"""

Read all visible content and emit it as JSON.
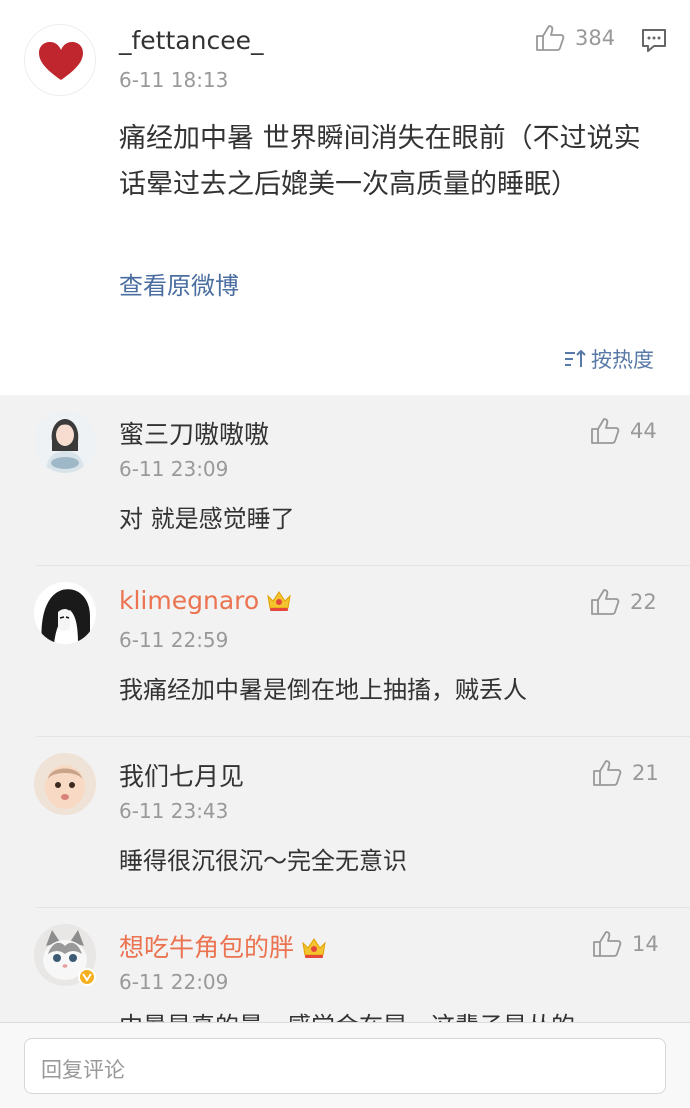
{
  "main": {
    "username": "_fettancee_",
    "timestamp": "6-11 18:13",
    "likes": "384",
    "text": "痛经加中暑 世界瞬间消失在眼前（不过说实话晕过去之后媲美一次高质量的睡眠）",
    "view_original": "查看原微博",
    "sort_label": "按热度",
    "avatar_icon": "heart-icon",
    "reply_icon": "comment-icon"
  },
  "replies": [
    {
      "username": "蜜三刀嗷嗷嗷",
      "timestamp": "6-11 23:09",
      "likes": "44",
      "text": "对 就是感觉睡了",
      "vip": false
    },
    {
      "username": "klimegnaro",
      "timestamp": "6-11 22:59",
      "likes": "22",
      "text": "我痛经加中暑是倒在地上抽搐，贼丢人",
      "vip": true
    },
    {
      "username": "我们七月见",
      "timestamp": "6-11 23:43",
      "likes": "21",
      "text": "睡得很沉很沉～完全无意识",
      "vip": false
    },
    {
      "username": "想吃牛角包的胖",
      "timestamp": "6-11 22:09",
      "likes": "14",
      "text": "中暑是真的晕，感觉会在晃，这辈子是丛的一",
      "vip": true
    }
  ],
  "bottom": {
    "placeholder": "回复评论"
  },
  "colors": {
    "vip_name": "#eb7350",
    "link": "#4a6da0",
    "meta": "#999999"
  }
}
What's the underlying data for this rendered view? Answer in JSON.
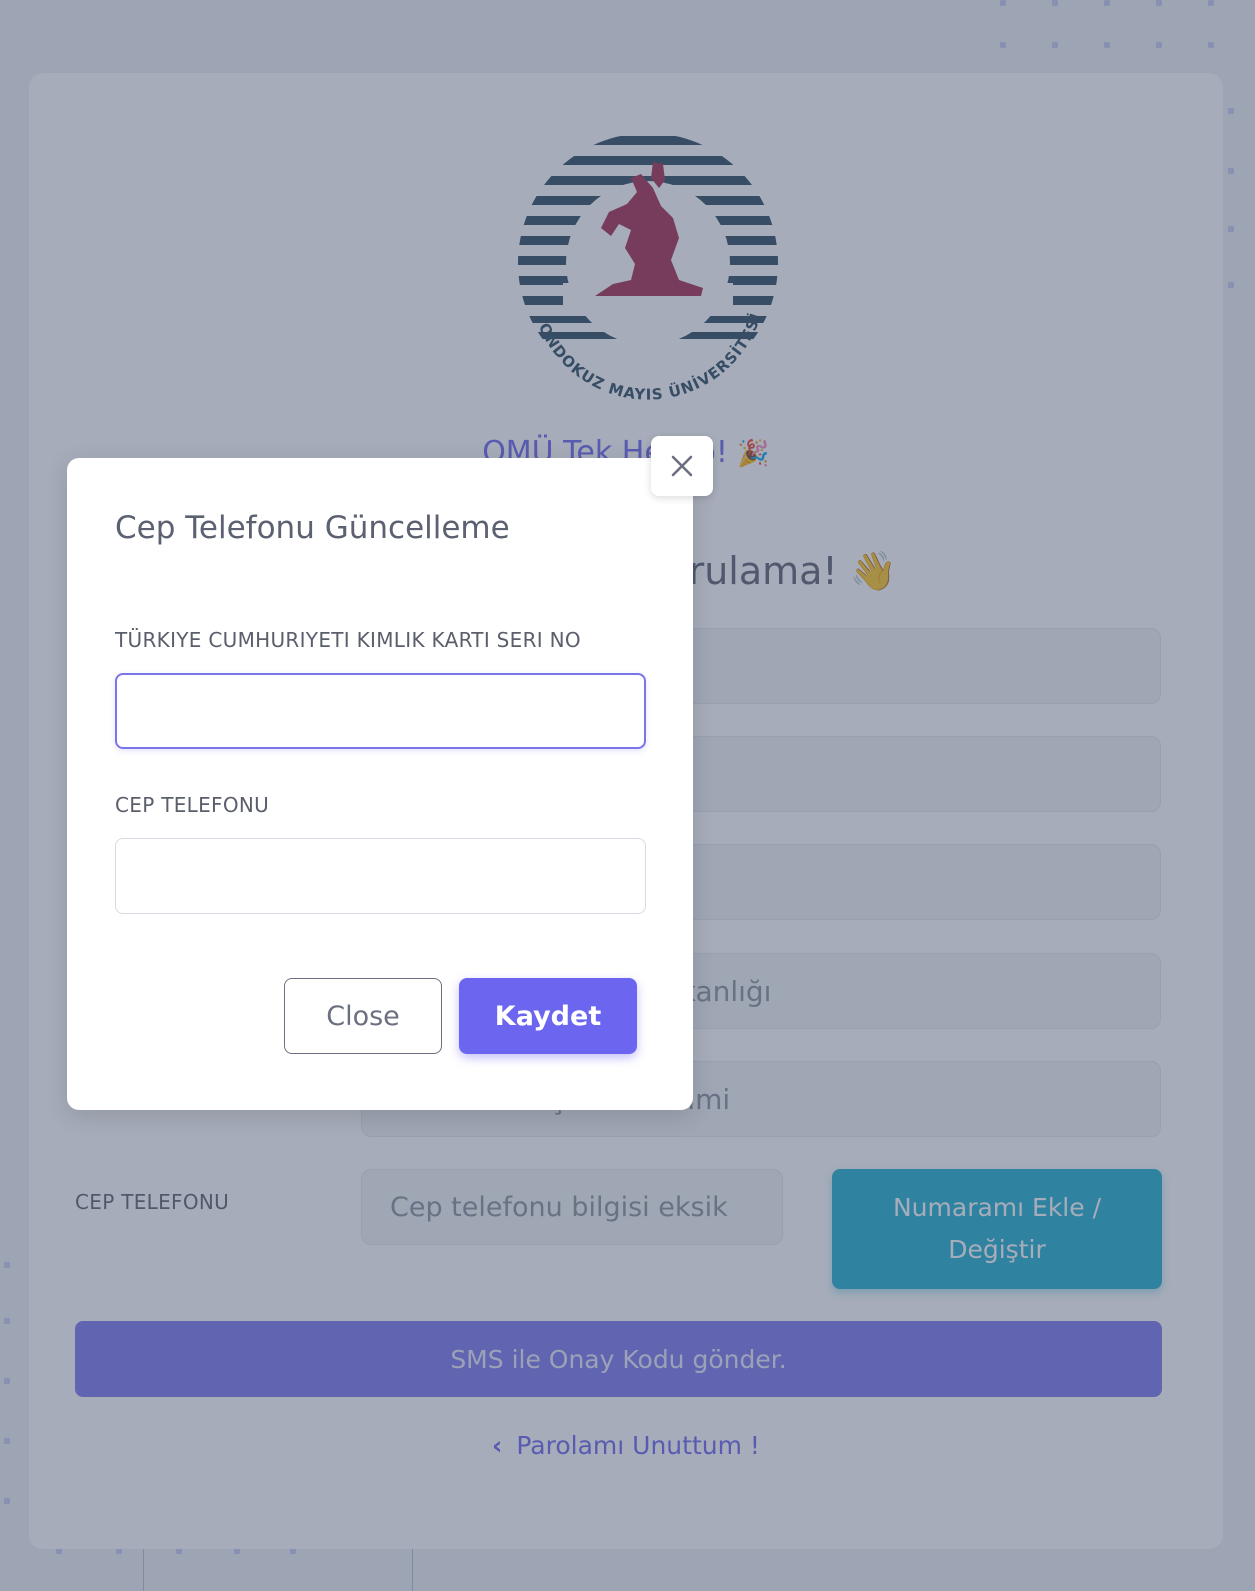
{
  "brand": {
    "logo_text": "ONDOKUZ MAYIS ÜNİVERSİTESİ",
    "welcome_text": "OMÜ Tek Hesap!",
    "welcome_emoji": "🎉",
    "subtitle": "Cep Telefonu Doğrulama!",
    "subtitle_emoji": "👋"
  },
  "background_form": {
    "fields": [
      {
        "value": ""
      },
      {
        "value": ""
      },
      {
        "value": ""
      },
      {
        "value": "Bilgi İşlem Daire Başkanlığı"
      },
      {
        "value": "Yazılım Geliştirme Birimi"
      }
    ],
    "phone_label": "CEP TELEFONU",
    "phone_placeholder": "Cep telefonu bilgisi eksik",
    "number_button_line1": "Numaramı Ekle /",
    "number_button_line2": "Değiştir",
    "sms_button": "SMS ile Onay Kodu gönder.",
    "forgot_link": "Parolamı Unuttum !",
    "forgot_icon": "chevron-left-icon"
  },
  "modal": {
    "title": "Cep Telefonu Güncelleme",
    "id_serial_label": "TÜRKIYE CUMHURIYETI KIMLIK KARTI SERI NO",
    "id_serial_value": "",
    "phone_label": "CEP TELEFONU",
    "phone_value": "",
    "close_button": "Close",
    "save_button": "Kaydet",
    "close_icon": "close-icon"
  },
  "colors": {
    "primary": "#6c65f0",
    "info": "#1bb1cf",
    "overlay": "rgba(68,82,108,0.48)",
    "logo_red": "#a52a4d",
    "logo_navy": "#2a4a5e"
  }
}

"""

REQUIRED WORK: Skip the pictures and transcribe the rest of the records exactly.

FULL SOLUTION:
Read all visible content and emit it as JSON.
{
  "main": {
    "username": "_fettancee_",
    "timestamp": "6-11 18:13",
    "likes": "384",
    "text": "痛经加中暑 世界瞬间消失在眼前（不过说实话晕过去之后媲美一次高质量的睡眠）",
    "view_original": "查看原微博",
    "sort_label": "按热度",
    "avatar_icon": "heart-icon",
    "reply_icon": "comment-icon"
  },
  "replies": [
    {
      "username": "蜜三刀嗷嗷嗷",
      "timestamp": "6-11 23:09",
      "likes": "44",
      "text": "对 就是感觉睡了",
      "vip": false
    },
    {
      "username": "klimegnaro",
      "timestamp": "6-11 22:59",
      "likes": "22",
      "text": "我痛经加中暑是倒在地上抽搐，贼丢人",
      "vip": true
    },
    {
      "username": "我们七月见",
      "timestamp": "6-11 23:43",
      "likes": "21",
      "text": "睡得很沉很沉～完全无意识",
      "vip": false
    },
    {
      "username": "想吃牛角包的胖",
      "timestamp": "6-11 22:09",
      "likes": "14",
      "text": "中暑是真的晕，感觉会在晃，这辈子是丛的一",
      "vip": true
    }
  ],
  "bottom": {
    "placeholder": "回复评论"
  },
  "colors": {
    "vip_name": "#eb7350",
    "link": "#4a6da0",
    "meta": "#999999"
  }
}
What's the underlying data for this rendered view? Answer in JSON.
{
  "brand": {
    "logo_text": "ONDOKUZ MAYIS ÜNİVERSİTESİ",
    "welcome_text": "OMÜ Tek Hesap!",
    "welcome_emoji": "🎉",
    "subtitle": "Cep Telefonu Doğrulama!",
    "subtitle_emoji": "👋"
  },
  "background_form": {
    "fields": [
      {
        "value": ""
      },
      {
        "value": ""
      },
      {
        "value": ""
      },
      {
        "value": "Bilgi İşlem Daire Başkanlığı"
      },
      {
        "value": "Yazılım Geliştirme Birimi"
      }
    ],
    "phone_label": "CEP TELEFONU",
    "phone_placeholder": "Cep telefonu bilgisi eksik",
    "number_button_line1": "Numaramı Ekle /",
    "number_button_line2": "Değiştir",
    "sms_button": "SMS ile Onay Kodu gönder.",
    "forgot_link": "Parolamı Unuttum !",
    "forgot_icon": "chevron-left-icon"
  },
  "modal": {
    "title": "Cep Telefonu Güncelleme",
    "id_serial_label": "TÜRKIYE CUMHURIYETI KIMLIK KARTI SERI NO",
    "id_serial_value": "",
    "phone_label": "CEP TELEFONU",
    "phone_value": "",
    "close_button": "Close",
    "save_button": "Kaydet",
    "close_icon": "close-icon"
  },
  "colors": {
    "primary": "#6c65f0",
    "info": "#1bb1cf",
    "overlay": "rgba(68,82,108,0.48)",
    "logo_red": "#a52a4d",
    "logo_navy": "#2a4a5e"
  }
}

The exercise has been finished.